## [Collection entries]
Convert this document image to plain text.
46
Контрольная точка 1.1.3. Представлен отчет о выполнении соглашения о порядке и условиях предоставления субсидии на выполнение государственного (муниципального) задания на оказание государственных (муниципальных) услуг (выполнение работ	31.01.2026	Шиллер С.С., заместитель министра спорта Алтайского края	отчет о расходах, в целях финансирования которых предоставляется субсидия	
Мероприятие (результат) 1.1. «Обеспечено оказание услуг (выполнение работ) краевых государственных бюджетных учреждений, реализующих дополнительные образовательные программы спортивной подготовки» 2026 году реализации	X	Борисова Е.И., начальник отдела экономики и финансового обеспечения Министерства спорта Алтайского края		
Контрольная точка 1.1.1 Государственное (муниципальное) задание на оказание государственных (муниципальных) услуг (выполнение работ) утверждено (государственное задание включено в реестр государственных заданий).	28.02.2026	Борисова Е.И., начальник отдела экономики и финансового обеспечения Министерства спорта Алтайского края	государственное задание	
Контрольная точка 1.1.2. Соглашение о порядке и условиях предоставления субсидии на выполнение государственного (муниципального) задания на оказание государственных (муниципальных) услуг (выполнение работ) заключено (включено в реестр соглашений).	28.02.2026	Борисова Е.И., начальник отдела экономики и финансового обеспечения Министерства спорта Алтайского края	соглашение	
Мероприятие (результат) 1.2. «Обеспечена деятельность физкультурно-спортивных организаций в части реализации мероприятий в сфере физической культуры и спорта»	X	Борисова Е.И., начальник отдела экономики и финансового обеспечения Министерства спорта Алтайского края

## [Task objective]
Output all of the data above without any alteration.

## [Solution for this exercise]
Convert this document image to plain text.
46
Контрольная точка 1.1.3. Представлен отчет о выполнении соглашения о порядке и условиях предоставления субсидии на выполнение государственного (муниципального) задания на оказание государственных (муниципальных) услуг (выполнение работ	31.01.2026	Шиллер С.С., заместитель министра спорта Алтайского края	отчет о расходах, в целях финансирования которых предоставляется субсидия	
Мероприятие (результат) 1.1. «Обеспечено оказание услуг (выполнение работ) краевых государственных бюджетных учреждений, реализующих дополнительные образовательные программы спортивной подготовки» 2026 году реализации	X	Борисова Е.И., начальник отдела экономики и финансового обеспечения Министерства спорта Алтайского края		
Контрольная точка 1.1.1 Государственное (муниципальное) задание на оказание государственных (муниципальных) услуг (выполнение работ) утверждено (государственное задание включено в реестр государственных заданий).	28.02.2026	Борисова Е.И., начальник отдела экономики и финансового обеспечения Министерства спорта Алтайского края	государственное задание	
Контрольная точка 1.1.2. Соглашение о порядке и условиях предоставления субсидии на выполнение государственного (муниципального) задания на оказание государственных (муниципальных) услуг (выполнение работ) заключено (включено в реестр соглашений).	28.02.2026	Борисова Е.И., начальник отдела экономики и финансового обеспечения Министерства спорта Алтайского края	соглашение	
Мероприятие (результат) 1.2. «Обеспечена деятельность физкультурно-спортивных организаций в части реализации мероприятий в сфере физической культуры и спорта»	X	Борисова Е.И., начальник отдела экономики и финансового обеспечения Министерства спорта Алтайского края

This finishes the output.